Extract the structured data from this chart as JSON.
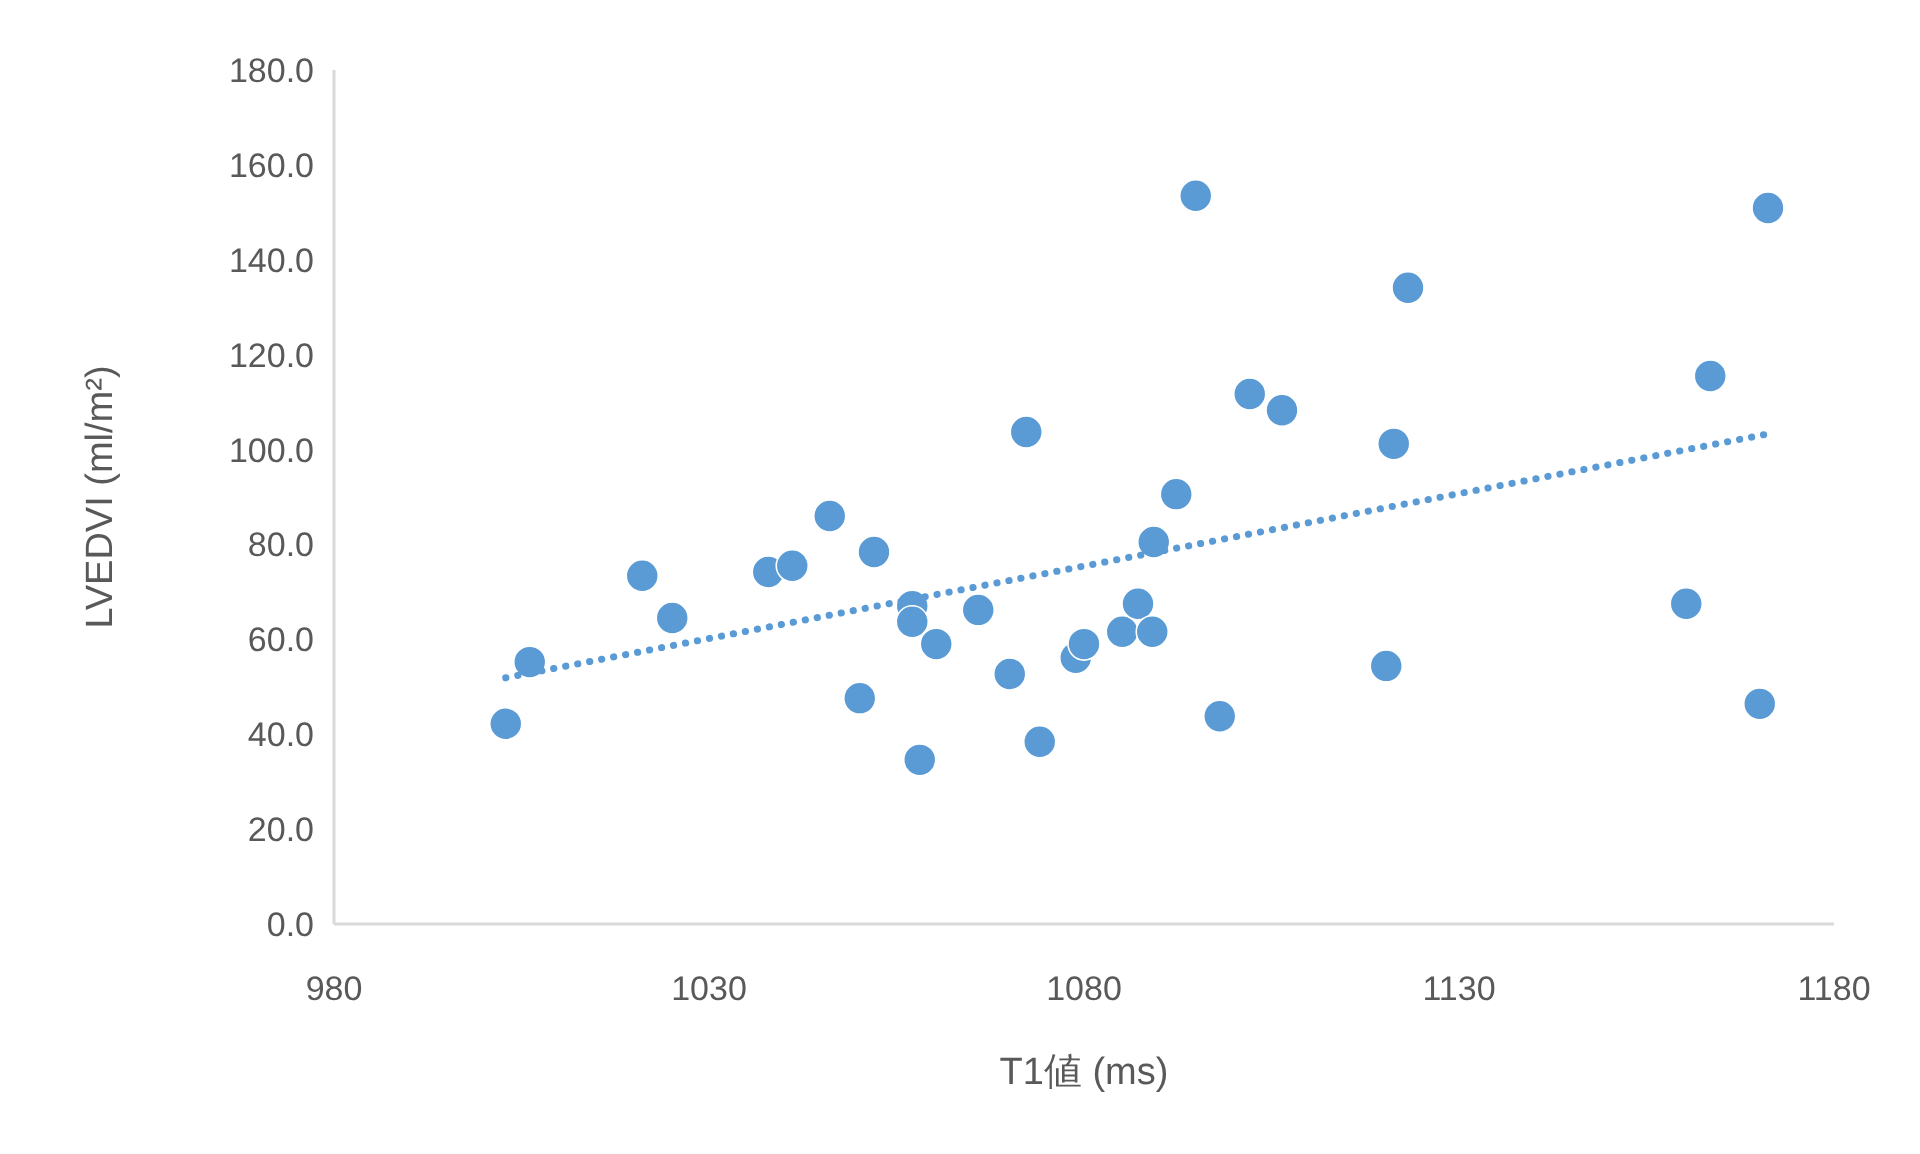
{
  "chart_data": {
    "type": "scatter",
    "xlabel": "T1値 (ms)",
    "ylabel": "LVEDVI (ml/m²)",
    "xlim": [
      980,
      1180
    ],
    "xticks": [
      980,
      1030,
      1080,
      1130,
      1180
    ],
    "ylim": [
      0,
      180
    ],
    "yticks": [
      {
        "value": 0,
        "label": "0.0"
      },
      {
        "value": 20,
        "label": "20.0"
      },
      {
        "value": 40,
        "label": "40.0"
      },
      {
        "value": 60,
        "label": "60.0"
      },
      {
        "value": 80,
        "label": "80.0"
      },
      {
        "value": 100,
        "label": "100.0"
      },
      {
        "value": 120,
        "label": "120.0"
      },
      {
        "value": 140,
        "label": "140.0"
      },
      {
        "value": 160,
        "label": "160.0"
      },
      {
        "value": 180,
        "label": "180.0"
      }
    ],
    "series": [
      {
        "type": "scatter",
        "color": "#5b9bd5",
        "marker": "circle",
        "x": [
          1002.9,
          1006.1,
          1021.1,
          1025.1,
          1037.9,
          1041.1,
          1046.1,
          1052.0,
          1050.1,
          1057.1,
          1057.1,
          1058.1,
          1060.3,
          1065.9,
          1070.1,
          1072.3,
          1074.1,
          1078.9,
          1080.0,
          1085.1,
          1087.2,
          1089.1,
          1089.3,
          1092.3,
          1094.9,
          1098.1,
          1102.1,
          1106.4,
          1120.3,
          1121.3,
          1123.2,
          1160.3,
          1163.5,
          1170.1,
          1171.2
        ],
        "values": [
          42.2,
          55.2,
          73.4,
          64.5,
          74.2,
          75.5,
          86.0,
          78.4,
          47.6,
          67.0,
          63.7,
          34.6,
          59.0,
          66.2,
          52.7,
          103.7,
          38.4,
          56.1,
          59.0,
          61.6,
          67.5,
          61.6,
          80.5,
          90.6,
          153.5,
          43.8,
          111.7,
          108.3,
          54.4,
          101.2,
          134.1,
          67.5,
          115.5,
          46.4,
          150.9
        ]
      },
      {
        "type": "line",
        "color": "#5b9bd5",
        "line_style": "dotted",
        "marker": "none",
        "x": [
          1002.9,
          1171.2
        ],
        "values": [
          51.9,
          103.3
        ]
      }
    ]
  }
}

☆ ☆ ☆ ☆

Leave out the pictures and retype every line above exactly.

Extract the structured data from this chart as JSON.
{
  "chart_data": {
    "type": "scatter",
    "xlabel": "T1値 (ms)",
    "ylabel": "LVEDVI (ml/m²)",
    "xlim": [
      980,
      1180
    ],
    "xticks": [
      980,
      1030,
      1080,
      1130,
      1180
    ],
    "ylim": [
      0,
      180
    ],
    "yticks": [
      {
        "value": 0,
        "label": "0.0"
      },
      {
        "value": 20,
        "label": "20.0"
      },
      {
        "value": 40,
        "label": "40.0"
      },
      {
        "value": 60,
        "label": "60.0"
      },
      {
        "value": 80,
        "label": "80.0"
      },
      {
        "value": 100,
        "label": "100.0"
      },
      {
        "value": 120,
        "label": "120.0"
      },
      {
        "value": 140,
        "label": "140.0"
      },
      {
        "value": 160,
        "label": "160.0"
      },
      {
        "value": 180,
        "label": "180.0"
      }
    ],
    "series": [
      {
        "type": "scatter",
        "color": "#5b9bd5",
        "marker": "circle",
        "x": [
          1002.9,
          1006.1,
          1021.1,
          1025.1,
          1037.9,
          1041.1,
          1046.1,
          1052.0,
          1050.1,
          1057.1,
          1057.1,
          1058.1,
          1060.3,
          1065.9,
          1070.1,
          1072.3,
          1074.1,
          1078.9,
          1080.0,
          1085.1,
          1087.2,
          1089.1,
          1089.3,
          1092.3,
          1094.9,
          1098.1,
          1102.1,
          1106.4,
          1120.3,
          1121.3,
          1123.2,
          1160.3,
          1163.5,
          1170.1,
          1171.2
        ],
        "values": [
          42.2,
          55.2,
          73.4,
          64.5,
          74.2,
          75.5,
          86.0,
          78.4,
          47.6,
          67.0,
          63.7,
          34.6,
          59.0,
          66.2,
          52.7,
          103.7,
          38.4,
          56.1,
          59.0,
          61.6,
          67.5,
          61.6,
          80.5,
          90.6,
          153.5,
          43.8,
          111.7,
          108.3,
          54.4,
          101.2,
          134.1,
          67.5,
          115.5,
          46.4,
          150.9
        ]
      },
      {
        "type": "line",
        "color": "#5b9bd5",
        "line_style": "dotted",
        "marker": "none",
        "x": [
          1002.9,
          1171.2
        ],
        "values": [
          51.9,
          103.3
        ]
      }
    ]
  }
}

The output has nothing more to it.